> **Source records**
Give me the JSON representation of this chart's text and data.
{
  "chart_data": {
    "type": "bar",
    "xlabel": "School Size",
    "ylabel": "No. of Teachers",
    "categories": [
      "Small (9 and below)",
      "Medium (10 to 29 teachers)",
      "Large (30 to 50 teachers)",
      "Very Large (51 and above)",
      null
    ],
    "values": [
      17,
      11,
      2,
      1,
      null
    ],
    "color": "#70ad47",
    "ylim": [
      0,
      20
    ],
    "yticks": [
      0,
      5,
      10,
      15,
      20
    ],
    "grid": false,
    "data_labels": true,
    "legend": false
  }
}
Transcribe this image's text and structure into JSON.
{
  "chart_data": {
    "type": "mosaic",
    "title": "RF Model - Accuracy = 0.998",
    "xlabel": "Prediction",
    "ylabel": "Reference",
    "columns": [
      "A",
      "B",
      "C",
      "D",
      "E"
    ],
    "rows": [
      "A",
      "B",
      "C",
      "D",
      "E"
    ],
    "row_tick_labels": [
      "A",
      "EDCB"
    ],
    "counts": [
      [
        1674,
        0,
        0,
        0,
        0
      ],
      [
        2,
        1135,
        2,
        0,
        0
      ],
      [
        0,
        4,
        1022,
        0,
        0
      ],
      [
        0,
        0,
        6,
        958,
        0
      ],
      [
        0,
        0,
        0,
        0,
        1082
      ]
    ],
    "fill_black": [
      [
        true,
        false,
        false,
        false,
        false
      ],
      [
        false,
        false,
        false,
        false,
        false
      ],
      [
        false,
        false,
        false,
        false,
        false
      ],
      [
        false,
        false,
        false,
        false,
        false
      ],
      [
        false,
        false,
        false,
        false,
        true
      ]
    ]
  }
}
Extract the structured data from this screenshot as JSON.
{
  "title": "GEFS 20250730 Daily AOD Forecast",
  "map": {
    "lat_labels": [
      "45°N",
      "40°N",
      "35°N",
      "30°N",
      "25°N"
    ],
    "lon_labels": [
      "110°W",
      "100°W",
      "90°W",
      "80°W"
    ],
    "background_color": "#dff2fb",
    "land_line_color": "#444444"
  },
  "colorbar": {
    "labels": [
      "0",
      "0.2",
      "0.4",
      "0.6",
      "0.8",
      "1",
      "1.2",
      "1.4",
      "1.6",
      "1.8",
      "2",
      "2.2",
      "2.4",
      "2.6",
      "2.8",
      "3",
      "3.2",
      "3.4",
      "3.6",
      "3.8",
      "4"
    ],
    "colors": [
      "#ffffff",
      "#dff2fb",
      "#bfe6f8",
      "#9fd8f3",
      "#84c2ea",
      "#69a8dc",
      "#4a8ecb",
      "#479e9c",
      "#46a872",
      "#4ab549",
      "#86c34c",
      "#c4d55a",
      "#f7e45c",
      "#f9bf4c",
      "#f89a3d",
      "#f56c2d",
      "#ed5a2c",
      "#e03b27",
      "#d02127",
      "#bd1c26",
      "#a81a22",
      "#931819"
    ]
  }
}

> **PROMPT**
Copy the records above exactly as they appear.

> **RESULT OF THIS EXERCISE**
Give me the JSON representation of this chart's text and data.
{
  "chart_data": {
    "type": "bar",
    "xlabel": "School Size",
    "ylabel": "No. of Teachers",
    "categories": [
      "Small (9 and below)",
      "Medium (10 to 29 teachers)",
      "Large (30 to 50 teachers)",
      "Very Large (51 and above)",
      null
    ],
    "values": [
      17,
      11,
      2,
      1,
      null
    ],
    "color": "#70ad47",
    "ylim": [
      0,
      20
    ],
    "yticks": [
      0,
      5,
      10,
      15,
      20
    ],
    "grid": false,
    "data_labels": true,
    "legend": false
  }
}
Transcribe this image's text and structure into JSON.
{
  "chart_data": {
    "type": "mosaic",
    "title": "RF Model - Accuracy = 0.998",
    "xlabel": "Prediction",
    "ylabel": "Reference",
    "columns": [
      "A",
      "B",
      "C",
      "D",
      "E"
    ],
    "rows": [
      "A",
      "B",
      "C",
      "D",
      "E"
    ],
    "row_tick_labels": [
      "A",
      "EDCB"
    ],
    "counts": [
      [
        1674,
        0,
        0,
        0,
        0
      ],
      [
        2,
        1135,
        2,
        0,
        0
      ],
      [
        0,
        4,
        1022,
        0,
        0
      ],
      [
        0,
        0,
        6,
        958,
        0
      ],
      [
        0,
        0,
        0,
        0,
        1082
      ]
    ],
    "fill_black": [
      [
        true,
        false,
        false,
        false,
        false
      ],
      [
        false,
        false,
        false,
        false,
        false
      ],
      [
        false,
        false,
        false,
        false,
        false
      ],
      [
        false,
        false,
        false,
        false,
        false
      ],
      [
        false,
        false,
        false,
        false,
        true
      ]
    ]
  }
}
Extract the structured data from this screenshot as JSON.
{
  "title": "GEFS 20250730 Daily AOD Forecast",
  "map": {
    "lat_labels": [
      "45°N",
      "40°N",
      "35°N",
      "30°N",
      "25°N"
    ],
    "lon_labels": [
      "110°W",
      "100°W",
      "90°W",
      "80°W"
    ],
    "background_color": "#dff2fb",
    "land_line_color": "#444444"
  },
  "colorbar": {
    "labels": [
      "0",
      "0.2",
      "0.4",
      "0.6",
      "0.8",
      "1",
      "1.2",
      "1.4",
      "1.6",
      "1.8",
      "2",
      "2.2",
      "2.4",
      "2.6",
      "2.8",
      "3",
      "3.2",
      "3.4",
      "3.6",
      "3.8",
      "4"
    ],
    "colors": [
      "#ffffff",
      "#dff2fb",
      "#bfe6f8",
      "#9fd8f3",
      "#84c2ea",
      "#69a8dc",
      "#4a8ecb",
      "#479e9c",
      "#46a872",
      "#4ab549",
      "#86c34c",
      "#c4d55a",
      "#f7e45c",
      "#f9bf4c",
      "#f89a3d",
      "#f56c2d",
      "#ed5a2c",
      "#e03b27",
      "#d02127",
      "#bd1c26",
      "#a81a22",
      "#931819"
    ]
  }
}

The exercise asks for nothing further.